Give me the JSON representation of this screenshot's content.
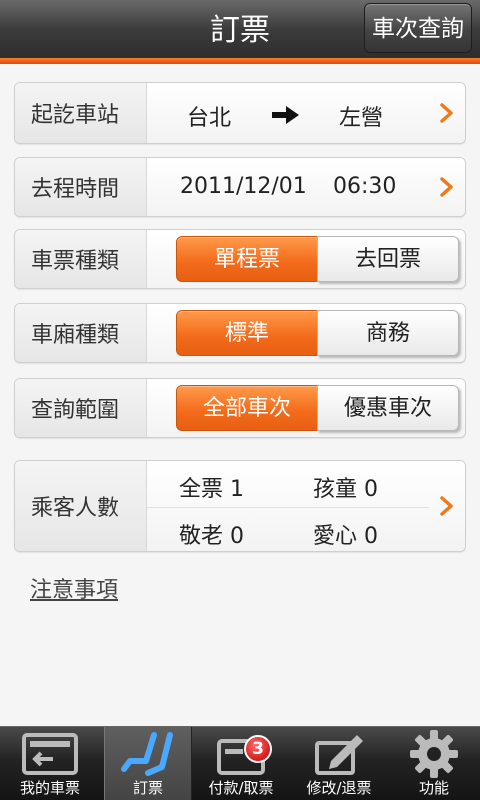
{
  "header": {
    "title": "訂票",
    "query_button": "車次查詢"
  },
  "colors": {
    "accent": "#f26a1a",
    "header_bg": "#3c3c3c"
  },
  "stations": {
    "label": "起訖車站",
    "from": "台北",
    "to": "左營"
  },
  "departure": {
    "label": "去程時間",
    "date": "2011/12/01",
    "time": "06:30"
  },
  "ticket_type": {
    "label": "車票種類",
    "options": [
      "單程票",
      "去回票"
    ],
    "selected": "單程票"
  },
  "car_type": {
    "label": "車廂種類",
    "options": [
      "標準",
      "商務"
    ],
    "selected": "標準"
  },
  "query_range": {
    "label": "查詢範圍",
    "options": [
      "全部車次",
      "優惠車次"
    ],
    "selected": "全部車次"
  },
  "passengers": {
    "label": "乘客人數",
    "adult": "全票 1",
    "child": "孩童 0",
    "senior": "敬老 0",
    "disabled": "愛心 0"
  },
  "notice_link": "注意事項",
  "tabs": [
    {
      "label": "我的車票",
      "icon": "ticket-icon"
    },
    {
      "label": "訂票",
      "icon": "seat-icon"
    },
    {
      "label": "付款/取票",
      "icon": "payment-icon",
      "badge": "3"
    },
    {
      "label": "修改/退票",
      "icon": "edit-icon"
    },
    {
      "label": "功能",
      "icon": "gear-icon"
    }
  ],
  "active_tab": "訂票"
}
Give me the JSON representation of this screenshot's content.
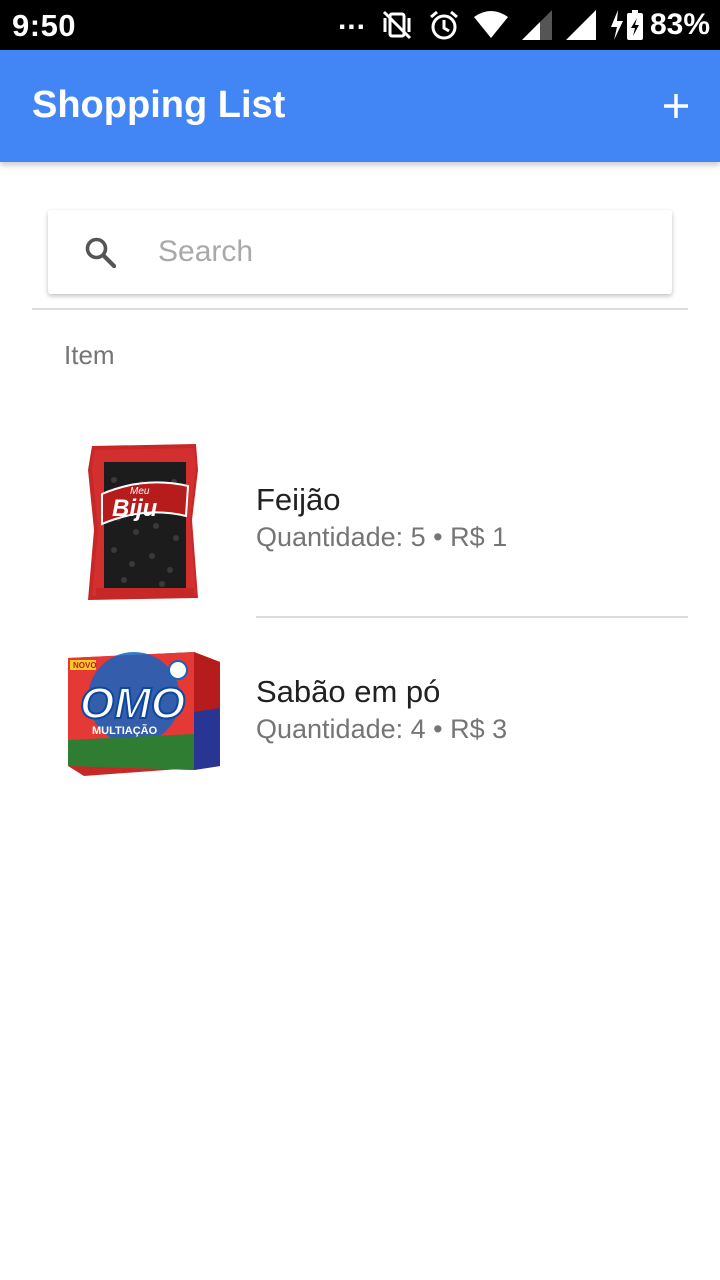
{
  "status_bar": {
    "time": "9:50",
    "dots": "...",
    "battery_percent": "83%",
    "icons": [
      "notifications-more-icon",
      "vibrate-off-icon",
      "alarm-icon",
      "wifi-icon",
      "signal-icon",
      "signal-icon",
      "battery-charging-icon"
    ]
  },
  "app_bar": {
    "title": "Shopping List",
    "add_icon": "plus-icon",
    "background": "#4285f4"
  },
  "search": {
    "placeholder": "Search",
    "value": "",
    "icon": "search-icon"
  },
  "list": {
    "header": "Item",
    "items": [
      {
        "name": "Feijão",
        "details": "Quantidade: 5 • R$ 1",
        "image": "feijao-package-image",
        "image_brand": "Biju",
        "image_brand_prefix": "Meu"
      },
      {
        "name": "Sabão em pó",
        "details": "Quantidade: 4 • R$ 3",
        "image": "omo-box-image",
        "image_brand": "OMO",
        "image_tag": "NOVO",
        "image_subtitle": "MULTIAÇÃO"
      }
    ]
  }
}
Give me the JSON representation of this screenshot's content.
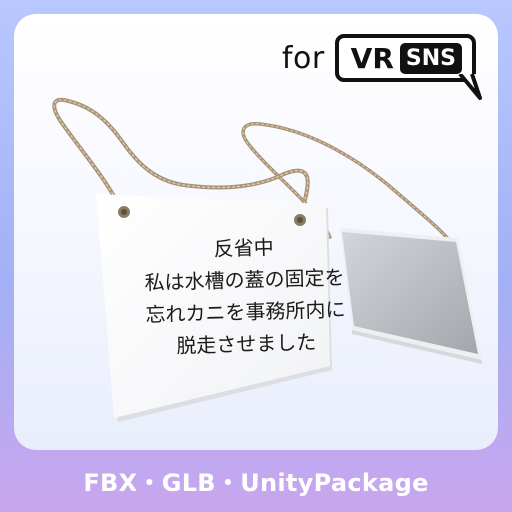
{
  "badge": {
    "for_label": "for",
    "vr_label": "VR",
    "sns_label": "SNS"
  },
  "sign": {
    "lines": [
      "反省中",
      "私は水槽の蓋の固定を",
      "忘れカニを事務所内に",
      "脱走させました"
    ]
  },
  "footer": {
    "formats": "FBX・GLB・UnityPackage"
  },
  "colors": {
    "background_top": "#b9c7ff",
    "background_bottom": "#c9a6ee",
    "rope": "#b09a7c"
  }
}
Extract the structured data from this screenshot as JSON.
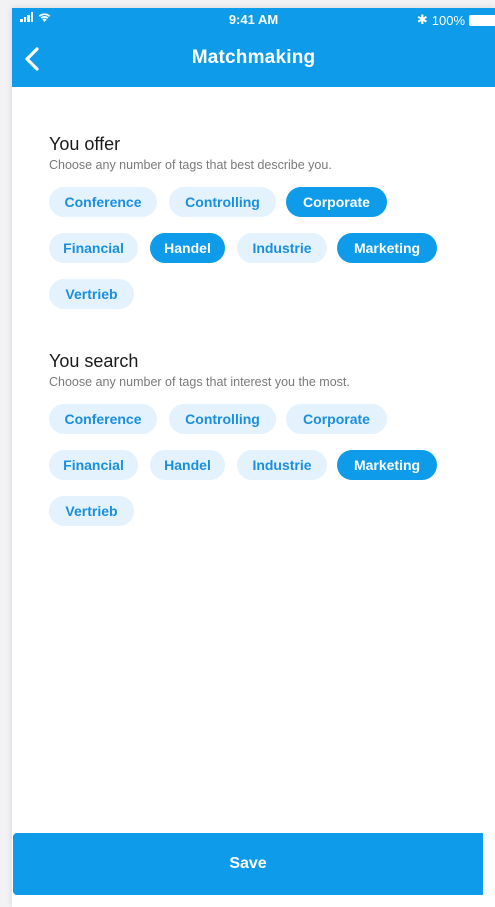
{
  "status_bar": {
    "time": "9:41 AM",
    "battery": "100%",
    "bluetooth_icon": "bluetooth-icon"
  },
  "nav": {
    "title": "Matchmaking",
    "back_icon": "chevron-left-icon"
  },
  "offer": {
    "title": "You offer",
    "subtitle": "Choose any number of tags that best describe you.",
    "tags": [
      {
        "label": "Conference",
        "selected": false
      },
      {
        "label": "Controlling",
        "selected": false
      },
      {
        "label": "Corporate",
        "selected": true
      },
      {
        "label": "Financial",
        "selected": false
      },
      {
        "label": "Handel",
        "selected": true
      },
      {
        "label": "Industrie",
        "selected": false
      },
      {
        "label": "Marketing",
        "selected": true
      },
      {
        "label": "Vertrieb",
        "selected": false
      }
    ]
  },
  "search": {
    "title": "You search",
    "subtitle": "Choose any number of tags that interest you the most.",
    "tags": [
      {
        "label": "Conference",
        "selected": false
      },
      {
        "label": "Controlling",
        "selected": false
      },
      {
        "label": "Corporate",
        "selected": false
      },
      {
        "label": "Financial",
        "selected": false
      },
      {
        "label": "Handel",
        "selected": false
      },
      {
        "label": "Industrie",
        "selected": false
      },
      {
        "label": "Marketing",
        "selected": true
      },
      {
        "label": "Vertrieb",
        "selected": false
      }
    ]
  },
  "footer": {
    "save_label": "Save"
  },
  "colors": {
    "accent": "#0d9bea",
    "tag_background": "#e3f2fc",
    "tag_text": "#1a8fe0"
  }
}
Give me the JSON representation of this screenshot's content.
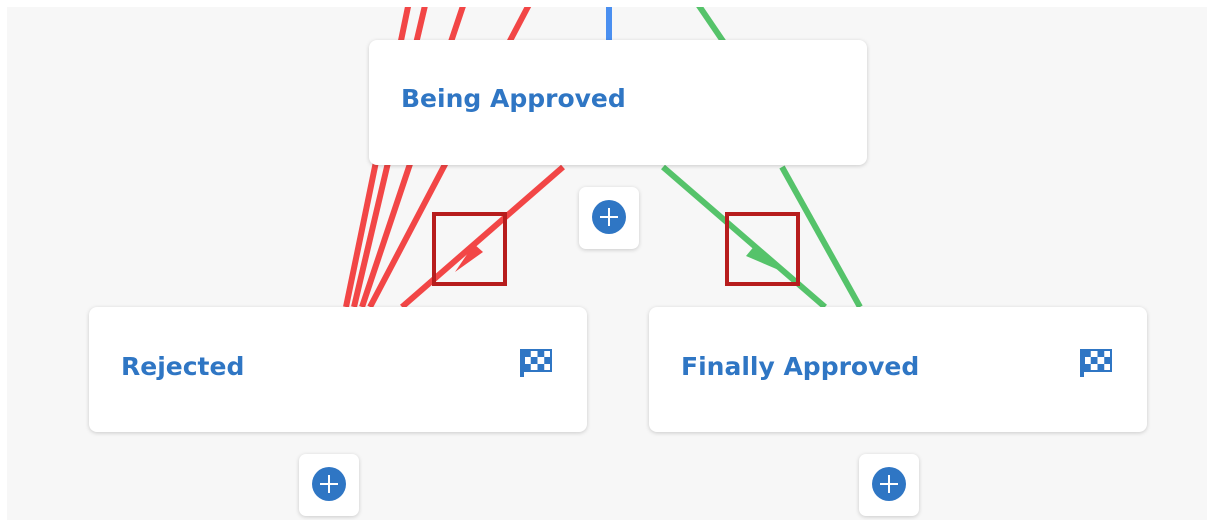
{
  "states": {
    "being_approved": {
      "title": "Being Approved"
    },
    "rejected": {
      "title": "Rejected",
      "icon": "checkered-flag-icon"
    },
    "finally_approved": {
      "title": "Finally Approved",
      "icon": "checkered-flag-icon"
    }
  },
  "add_buttons": [
    {
      "icon": "plus-circle-icon"
    },
    {
      "icon": "plus-circle-icon"
    },
    {
      "icon": "plus-circle-icon"
    }
  ],
  "colors": {
    "reject_transition": "#f24646",
    "approve_transition": "#55c36a",
    "incoming_transition": "#4a8ff0",
    "title_text": "#2f76c4",
    "highlight": "#b71d1d",
    "canvas_background": "#f7f7f7"
  }
}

* Your task
Tell how many lines of the data above hold the string "from". Give only the number.

* Result of the exercise
2